┏━━
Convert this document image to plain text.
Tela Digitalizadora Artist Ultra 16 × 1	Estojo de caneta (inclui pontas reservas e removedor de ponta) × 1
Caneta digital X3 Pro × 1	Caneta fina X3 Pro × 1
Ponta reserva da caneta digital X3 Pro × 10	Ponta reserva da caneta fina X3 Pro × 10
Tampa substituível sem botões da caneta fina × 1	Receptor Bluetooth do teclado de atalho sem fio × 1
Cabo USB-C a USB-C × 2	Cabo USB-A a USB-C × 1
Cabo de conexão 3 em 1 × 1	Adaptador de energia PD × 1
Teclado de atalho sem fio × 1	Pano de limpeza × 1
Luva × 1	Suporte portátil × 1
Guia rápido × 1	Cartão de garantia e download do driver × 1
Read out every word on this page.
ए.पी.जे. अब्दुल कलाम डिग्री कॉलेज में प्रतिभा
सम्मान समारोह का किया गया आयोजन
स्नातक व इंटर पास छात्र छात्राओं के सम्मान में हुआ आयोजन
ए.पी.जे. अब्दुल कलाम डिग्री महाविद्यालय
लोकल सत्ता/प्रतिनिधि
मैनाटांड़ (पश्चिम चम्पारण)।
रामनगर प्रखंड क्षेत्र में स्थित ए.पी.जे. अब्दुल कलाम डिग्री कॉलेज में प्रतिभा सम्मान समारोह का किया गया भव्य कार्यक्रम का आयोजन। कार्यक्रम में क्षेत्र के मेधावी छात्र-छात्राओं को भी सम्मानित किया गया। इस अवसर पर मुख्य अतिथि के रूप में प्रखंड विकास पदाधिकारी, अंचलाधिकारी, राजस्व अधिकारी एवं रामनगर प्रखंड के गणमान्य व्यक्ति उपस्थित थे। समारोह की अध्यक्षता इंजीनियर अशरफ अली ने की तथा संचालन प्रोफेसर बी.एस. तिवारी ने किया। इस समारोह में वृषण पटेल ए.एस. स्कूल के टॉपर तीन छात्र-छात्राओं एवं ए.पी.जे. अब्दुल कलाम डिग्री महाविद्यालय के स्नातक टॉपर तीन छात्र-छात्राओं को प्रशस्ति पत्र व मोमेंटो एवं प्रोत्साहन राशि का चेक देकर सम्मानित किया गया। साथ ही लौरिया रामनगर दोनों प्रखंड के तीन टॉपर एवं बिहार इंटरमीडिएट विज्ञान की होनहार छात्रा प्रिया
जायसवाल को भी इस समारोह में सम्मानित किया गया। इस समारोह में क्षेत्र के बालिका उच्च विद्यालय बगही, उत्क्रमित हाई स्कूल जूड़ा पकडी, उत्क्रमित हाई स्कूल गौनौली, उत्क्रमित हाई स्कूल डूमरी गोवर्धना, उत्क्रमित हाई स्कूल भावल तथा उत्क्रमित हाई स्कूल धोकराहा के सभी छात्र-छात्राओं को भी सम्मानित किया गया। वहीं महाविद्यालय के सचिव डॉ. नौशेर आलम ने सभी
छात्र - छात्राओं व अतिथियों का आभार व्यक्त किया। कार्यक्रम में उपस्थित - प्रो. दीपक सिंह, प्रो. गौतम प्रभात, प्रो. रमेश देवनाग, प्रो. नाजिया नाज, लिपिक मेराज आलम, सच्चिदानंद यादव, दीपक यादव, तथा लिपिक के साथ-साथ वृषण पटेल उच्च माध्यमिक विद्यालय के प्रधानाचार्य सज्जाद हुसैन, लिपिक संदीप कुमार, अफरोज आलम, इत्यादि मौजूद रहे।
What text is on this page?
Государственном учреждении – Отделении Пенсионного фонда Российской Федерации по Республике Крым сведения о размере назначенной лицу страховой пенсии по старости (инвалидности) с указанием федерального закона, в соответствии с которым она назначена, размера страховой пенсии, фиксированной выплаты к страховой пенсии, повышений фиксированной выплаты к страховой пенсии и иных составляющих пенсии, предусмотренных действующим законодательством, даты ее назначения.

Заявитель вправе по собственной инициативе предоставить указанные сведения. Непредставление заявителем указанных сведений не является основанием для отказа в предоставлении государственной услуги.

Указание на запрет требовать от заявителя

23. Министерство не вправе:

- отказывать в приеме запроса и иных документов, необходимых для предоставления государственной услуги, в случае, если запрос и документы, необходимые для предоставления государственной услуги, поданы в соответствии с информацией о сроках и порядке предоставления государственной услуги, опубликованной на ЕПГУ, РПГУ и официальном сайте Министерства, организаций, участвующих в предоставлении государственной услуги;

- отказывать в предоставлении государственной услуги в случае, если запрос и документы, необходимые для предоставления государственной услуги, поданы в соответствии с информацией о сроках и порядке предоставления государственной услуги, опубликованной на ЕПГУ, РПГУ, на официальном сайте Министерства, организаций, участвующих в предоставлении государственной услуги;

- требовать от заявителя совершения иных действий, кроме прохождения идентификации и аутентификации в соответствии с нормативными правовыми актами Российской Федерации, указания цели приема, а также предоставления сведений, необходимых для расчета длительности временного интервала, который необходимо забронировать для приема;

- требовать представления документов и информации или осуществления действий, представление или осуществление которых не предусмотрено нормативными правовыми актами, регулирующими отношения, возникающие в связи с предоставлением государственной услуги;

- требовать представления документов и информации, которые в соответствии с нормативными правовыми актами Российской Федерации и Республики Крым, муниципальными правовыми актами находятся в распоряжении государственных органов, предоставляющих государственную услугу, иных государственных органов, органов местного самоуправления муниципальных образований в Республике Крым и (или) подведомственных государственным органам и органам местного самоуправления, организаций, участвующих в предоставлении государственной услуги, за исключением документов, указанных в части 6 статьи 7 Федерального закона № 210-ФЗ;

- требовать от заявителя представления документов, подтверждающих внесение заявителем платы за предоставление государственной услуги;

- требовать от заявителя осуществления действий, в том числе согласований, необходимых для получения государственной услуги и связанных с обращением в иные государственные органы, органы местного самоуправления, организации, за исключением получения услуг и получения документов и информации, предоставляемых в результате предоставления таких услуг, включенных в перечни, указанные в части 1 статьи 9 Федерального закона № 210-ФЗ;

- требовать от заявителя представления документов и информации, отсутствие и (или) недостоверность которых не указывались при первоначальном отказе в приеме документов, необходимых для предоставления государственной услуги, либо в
┗━━
Exercise task: Could you quote the material above in full, exactly as it stands?

Solution to this exercise:
Convert this document image to plain text.
Tela Digitalizadora Artist Ultra 16 × 1	Estojo de caneta (inclui pontas reservas e removedor de ponta) × 1
Caneta digital X3 Pro × 1	Caneta fina X3 Pro × 1
Ponta reserva da caneta digital X3 Pro × 10	Ponta reserva da caneta fina X3 Pro × 10
Tampa substituível sem botões da caneta fina × 1	Receptor Bluetooth do teclado de atalho sem fio × 1
Cabo USB-C a USB-C × 2	Cabo USB-A a USB-C × 1
Cabo de conexão 3 em 1 × 1	Adaptador de energia PD × 1
Teclado de atalho sem fio × 1	Pano de limpeza × 1
Luva × 1	Suporte portátil × 1
Guia rápido × 1	Cartão de garantia e download do driver × 1
Read out every word on this page.
ए.पी.जे. अब्दुल कलाम डिग्री कॉलेज में प्रतिभा
सम्मान समारोह का किया गया आयोजन
स्नातक व इंटर पास छात्र छात्राओं के सम्मान में हुआ आयोजन
ए.पी.जे. अब्दुल कलाम डिग्री महाविद्यालय
लोकल सत्ता/प्रतिनिधि
मैनाटांड़ (पश्चिम चम्पारण)।
रामनगर प्रखंड क्षेत्र में स्थित ए.पी.जे. अब्दुल कलाम डिग्री कॉलेज में प्रतिभा सम्मान समारोह का किया गया भव्य कार्यक्रम का आयोजन। कार्यक्रम में क्षेत्र के मेधावी छात्र-छात्राओं को भी सम्मानित किया गया। इस अवसर पर मुख्य अतिथि के रूप में प्रखंड विकास पदाधिकारी, अंचलाधिकारी, राजस्व अधिकारी एवं रामनगर प्रखंड के गणमान्य व्यक्ति उपस्थित थे। समारोह की अध्यक्षता इंजीनियर अशरफ अली ने की तथा संचालन प्रोफेसर बी.एस. तिवारी ने किया। इस समारोह में वृषण पटेल ए.एस. स्कूल के टॉपर तीन छात्र-छात्राओं एवं ए.पी.जे. अब्दुल कलाम डिग्री महाविद्यालय के स्नातक टॉपर तीन छात्र-छात्राओं को प्रशस्ति पत्र व मोमेंटो एवं प्रोत्साहन राशि का चेक देकर सम्मानित किया गया। साथ ही लौरिया रामनगर दोनों प्रखंड के तीन टॉपर एवं बिहार इंटरमीडिएट विज्ञान की होनहार छात्रा प्रिया
जायसवाल को भी इस समारोह में सम्मानित किया गया। इस समारोह में क्षेत्र के बालिका उच्च विद्यालय बगही, उत्क्रमित हाई स्कूल जूड़ा पकडी, उत्क्रमित हाई स्कूल गौनौली, उत्क्रमित हाई स्कूल डूमरी गोवर्धना, उत्क्रमित हाई स्कूल भावल तथा उत्क्रमित हाई स्कूल धोकराहा के सभी छात्र-छात्राओं को भी सम्मानित किया गया। वहीं महाविद्यालय के सचिव डॉ. नौशेर आलम ने सभी
छात्र - छात्राओं व अतिथियों का आभार व्यक्त किया। कार्यक्रम में उपस्थित - प्रो. दीपक सिंह, प्रो. गौतम प्रभात, प्रो. रमेश देवनाग, प्रो. नाजिया नाज, लिपिक मेराज आलम, सच्चिदानंद यादव, दीपक यादव, तथा लिपिक के साथ-साथ वृषण पटेल उच्च माध्यमिक विद्यालय के प्रधानाचार्य सज्जाद हुसैन, लिपिक संदीप कुमार, अफरोज आलम, इत्यादि मौजूद रहे।
What text is on this page?
Государственном учреждении – Отделении Пенсионного фонда Российской Федерации по Республике Крым сведения о размере назначенной лицу страховой пенсии по старости (инвалидности) с указанием федерального закона, в соответствии с которым она назначена, размера страховой пенсии, фиксированной выплаты к страховой пенсии, повышений фиксированной выплаты к страховой пенсии и иных составляющих пенсии, предусмотренных действующим законодательством, даты ее назначения.

Заявитель вправе по собственной инициативе предоставить указанные сведения. Непредставление заявителем указанных сведений не является основанием для отказа в предоставлении государственной услуги.

Указание на запрет требовать от заявителя

23. Министерство не вправе:

- отказывать в приеме запроса и иных документов, необходимых для предоставления государственной услуги, в случае, если запрос и документы, необходимые для предоставления государственной услуги, поданы в соответствии с информацией о сроках и порядке предоставления государственной услуги, опубликованной на ЕПГУ, РПГУ и официальном сайте Министерства, организаций, участвующих в предоставлении государственной услуги;

- отказывать в предоставлении государственной услуги в случае, если запрос и документы, необходимые для предоставления государственной услуги, поданы в соответствии с информацией о сроках и порядке предоставления государственной услуги, опубликованной на ЕПГУ, РПГУ, на официальном сайте Министерства, организаций, участвующих в предоставлении государственной услуги;

- требовать от заявителя совершения иных действий, кроме прохождения идентификации и аутентификации в соответствии с нормативными правовыми актами Российской Федерации, указания цели приема, а также предоставления сведений, необходимых для расчета длительности временного интервала, который необходимо забронировать для приема;

- требовать представления документов и информации или осуществления действий, представление или осуществление которых не предусмотрено нормативными правовыми актами, регулирующими отношения, возникающие в связи с предоставлением государственной услуги;

- требовать представления документов и информации, которые в соответствии с нормативными правовыми актами Российской Федерации и Республики Крым, муниципальными правовыми актами находятся в распоряжении государственных органов, предоставляющих государственную услугу, иных государственных органов, органов местного самоуправления муниципальных образований в Республике Крым и (или) подведомственных государственным органам и органам местного самоуправления, организаций, участвующих в предоставлении государственной услуги, за исключением документов, указанных в части 6 статьи 7 Федерального закона № 210-ФЗ;

- требовать от заявителя представления документов, подтверждающих внесение заявителем платы за предоставление государственной услуги;

- требовать от заявителя осуществления действий, в том числе согласований, необходимых для получения государственной услуги и связанных с обращением в иные государственные органы, органы местного самоуправления, организации, за исключением получения услуг и получения документов и информации, предоставляемых в результате предоставления таких услуг, включенных в перечни, указанные в части 1 статьи 9 Федерального закона № 210-ФЗ;

- требовать от заявителя представления документов и информации, отсутствие и (или) недостоверность которых не указывались при первоначальном отказе в приеме документов, необходимых для предоставления государственной услуги, либо в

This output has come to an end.